Records shown:
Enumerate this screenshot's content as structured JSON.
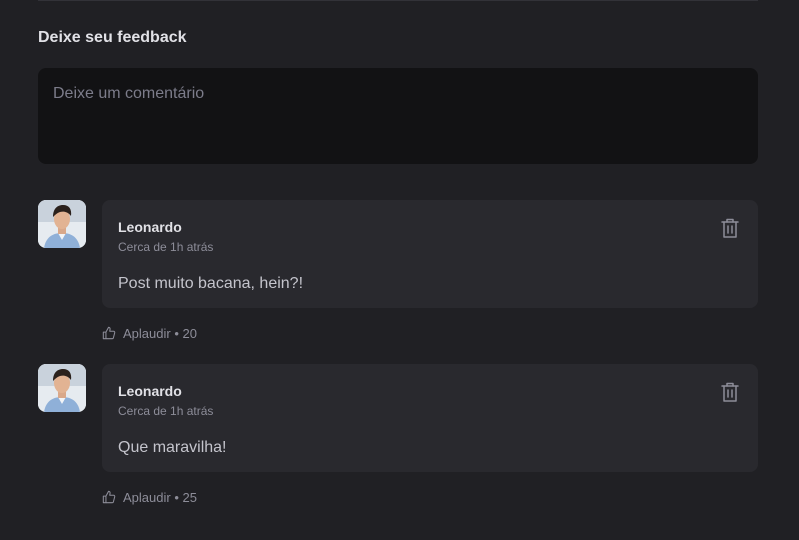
{
  "feedback": {
    "title": "Deixe seu feedback",
    "placeholder": "Deixe um comentário",
    "value": ""
  },
  "comments": [
    {
      "author": "Leonardo",
      "time": "Cerca de 1h atrás",
      "text": "Post muito bacana, hein?!",
      "applaud_label": "Aplaudir",
      "separator": "•",
      "applaud_count": "20"
    },
    {
      "author": "Leonardo",
      "time": "Cerca de 1h atrás",
      "text": "Que maravilha!",
      "applaud_label": "Aplaudir",
      "separator": "•",
      "applaud_count": "25"
    }
  ],
  "icons": {
    "delete": "trash-icon",
    "applaud": "thumbs-up-icon"
  },
  "colors": {
    "background": "#202024",
    "input_background": "#121214",
    "card_background": "#29292E",
    "text": "#E1E1E6",
    "muted": "#8D8D99"
  }
}
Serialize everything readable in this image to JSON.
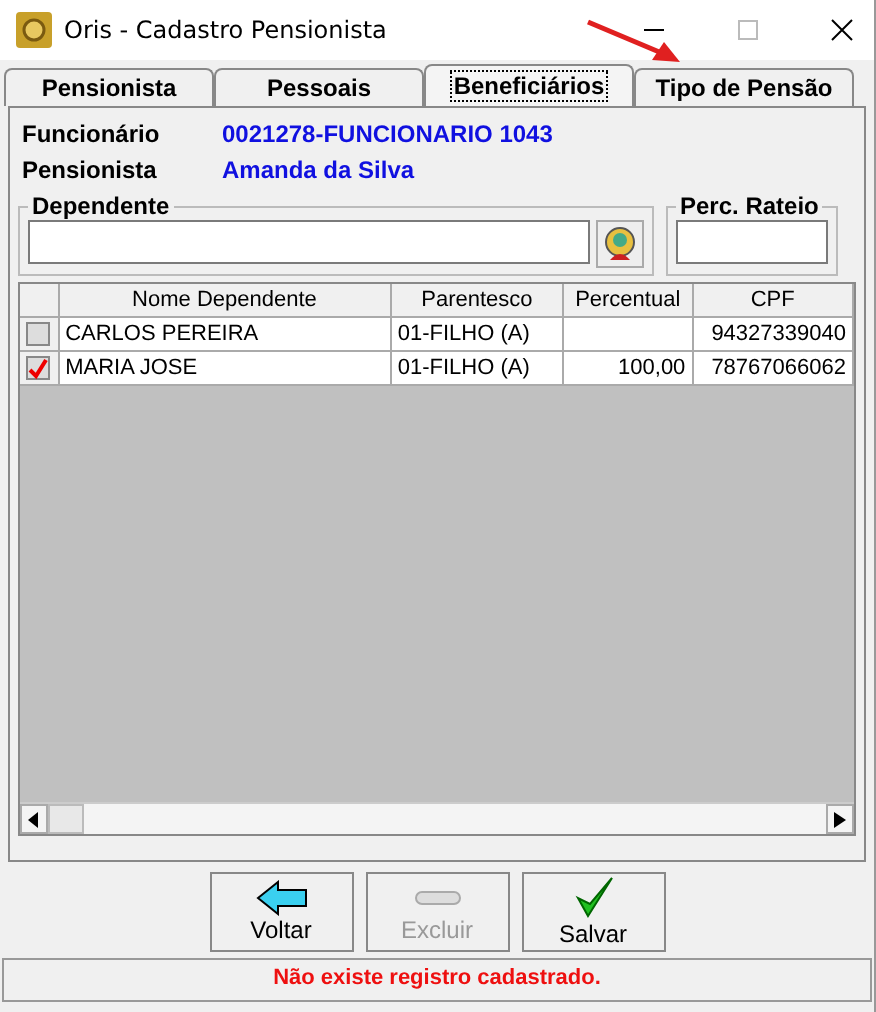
{
  "window": {
    "title": "Oris - Cadastro Pensionista"
  },
  "tabs": [
    {
      "label": "Pensionista",
      "selected": false
    },
    {
      "label": "Pessoais",
      "selected": false
    },
    {
      "label": "Beneficiários",
      "selected": true
    },
    {
      "label": "Tipo de Pensão",
      "selected": false
    }
  ],
  "info": [
    {
      "label": "Funcionário",
      "value": "0021278-FUNCIONARIO 1043"
    },
    {
      "label": "Pensionista",
      "value": "Amanda da Silva"
    }
  ],
  "dependente": {
    "label": "Dependente"
  },
  "perc_rateio": {
    "label": "Perc. Rateio"
  },
  "table": {
    "columns": [
      "Nome Dependente",
      "Parentesco",
      "Percentual",
      "CPF"
    ],
    "rows": [
      {
        "checked": false,
        "cells": [
          "CARLOS PEREIRA",
          "01-FILHO (A)",
          "",
          "94327339040"
        ]
      },
      {
        "checked": true,
        "cells": [
          "MARIA JOSE",
          "01-FILHO (A)",
          "100,00",
          "78767066062"
        ]
      }
    ]
  },
  "buttons": [
    {
      "kind": "back",
      "label": "Voltar",
      "disabled": false
    },
    {
      "kind": "delete",
      "label": "Excluir",
      "disabled": true
    },
    {
      "kind": "save",
      "label": "Salvar",
      "disabled": false
    }
  ],
  "status_bar": "Não existe registro cadastrado."
}
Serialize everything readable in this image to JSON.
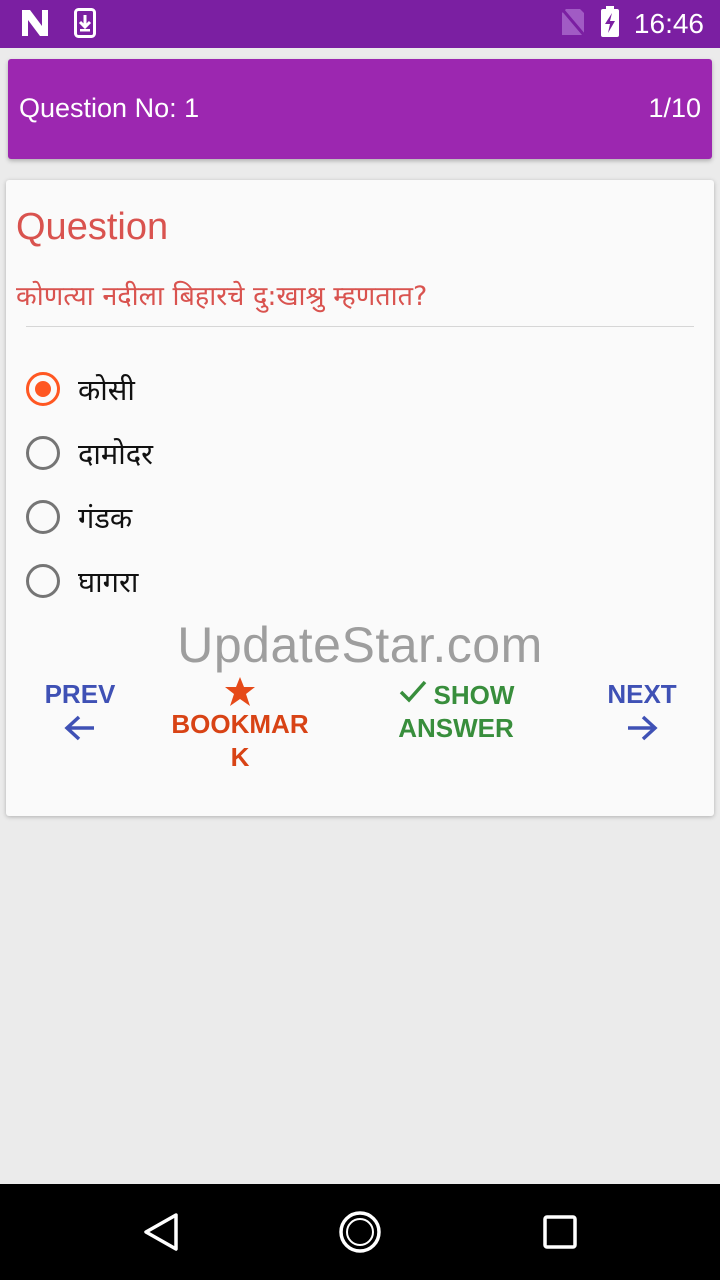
{
  "status_bar": {
    "time": "16:46",
    "icons": [
      "n-icon",
      "download-icon",
      "no-sim-icon",
      "battery-charging-icon"
    ]
  },
  "header": {
    "question_label": "Question No:  1",
    "counter": "1/10"
  },
  "question": {
    "heading": "Question",
    "text": "कोणत्या नदीला बिहारचे दु:खाश्रु म्हणतात?"
  },
  "options": [
    {
      "label": "कोसी",
      "selected": true
    },
    {
      "label": "दामोदर",
      "selected": false
    },
    {
      "label": "गंडक",
      "selected": false
    },
    {
      "label": "घागरा",
      "selected": false
    }
  ],
  "watermark": "UpdateStar.com",
  "actions": {
    "prev": "PREV",
    "bookmark_line1": "BOOKMAR",
    "bookmark_line2": "K",
    "show_line1": "SHOW",
    "show_line2": "ANSWER",
    "next": "NEXT"
  },
  "colors": {
    "status_bar": "#7b1fa2",
    "header": "#9c27b0",
    "question": "#d9534f",
    "radio_selected": "#ff5722",
    "nav": "#3f51b5",
    "bookmark": "#d84315",
    "show_answer": "#388e3c"
  }
}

To be done: Pictures are excluded; copy all other data exactly as shown.

Final result:
Enumerate this screenshot's content as structured JSON.
{
  "feedback": {
    "title": "Deixe seu feedback",
    "placeholder": "Deixe um comentário",
    "value": ""
  },
  "comments": [
    {
      "author": "Leonardo",
      "time": "Cerca de 1h atrás",
      "text": "Post muito bacana, hein?!",
      "applaud_label": "Aplaudir",
      "separator": "•",
      "applaud_count": "20"
    },
    {
      "author": "Leonardo",
      "time": "Cerca de 1h atrás",
      "text": "Que maravilha!",
      "applaud_label": "Aplaudir",
      "separator": "•",
      "applaud_count": "25"
    }
  ],
  "icons": {
    "delete": "trash-icon",
    "applaud": "thumbs-up-icon"
  },
  "colors": {
    "background": "#202024",
    "input_background": "#121214",
    "card_background": "#29292E",
    "text": "#E1E1E6",
    "muted": "#8D8D99"
  }
}
Serialize everything readable in this image to JSON.
{
  "window": {
    "title": "Oris - Cadastro Pensionista"
  },
  "tabs": [
    {
      "label": "Pensionista",
      "selected": false
    },
    {
      "label": "Pessoais",
      "selected": false
    },
    {
      "label": "Beneficiários",
      "selected": true
    },
    {
      "label": "Tipo de Pensão",
      "selected": false
    }
  ],
  "info": [
    {
      "label": "Funcionário",
      "value": "0021278-FUNCIONARIO 1043"
    },
    {
      "label": "Pensionista",
      "value": "Amanda da Silva"
    }
  ],
  "dependente": {
    "label": "Dependente"
  },
  "perc_rateio": {
    "label": "Perc. Rateio"
  },
  "table": {
    "columns": [
      "Nome Dependente",
      "Parentesco",
      "Percentual",
      "CPF"
    ],
    "rows": [
      {
        "checked": false,
        "cells": [
          "CARLOS PEREIRA",
          "01-FILHO (A)",
          "",
          "94327339040"
        ]
      },
      {
        "checked": true,
        "cells": [
          "MARIA JOSE",
          "01-FILHO (A)",
          "100,00",
          "78767066062"
        ]
      }
    ]
  },
  "buttons": [
    {
      "kind": "back",
      "label": "Voltar",
      "disabled": false
    },
    {
      "kind": "delete",
      "label": "Excluir",
      "disabled": true
    },
    {
      "kind": "save",
      "label": "Salvar",
      "disabled": false
    }
  ],
  "status_bar": "Não existe registro cadastrado."
}
Serialize everything readable in this image to JSON.
{
  "status_bar": {
    "time": "16:46",
    "icons": [
      "n-icon",
      "download-icon",
      "no-sim-icon",
      "battery-charging-icon"
    ]
  },
  "header": {
    "question_label": "Question No:  1",
    "counter": "1/10"
  },
  "question": {
    "heading": "Question",
    "text": "कोणत्या नदीला बिहारचे दु:खाश्रु म्हणतात?"
  },
  "options": [
    {
      "label": "कोसी",
      "selected": true
    },
    {
      "label": "दामोदर",
      "selected": false
    },
    {
      "label": "गंडक",
      "selected": false
    },
    {
      "label": "घागरा",
      "selected": false
    }
  ],
  "watermark": "UpdateStar.com",
  "actions": {
    "prev": "PREV",
    "bookmark_line1": "BOOKMAR",
    "bookmark_line2": "K",
    "show_line1": "SHOW",
    "show_line2": "ANSWER",
    "next": "NEXT"
  },
  "colors": {
    "status_bar": "#7b1fa2",
    "header": "#9c27b0",
    "question": "#d9534f",
    "radio_selected": "#ff5722",
    "nav": "#3f51b5",
    "bookmark": "#d84315",
    "show_answer": "#388e3c"
  }
}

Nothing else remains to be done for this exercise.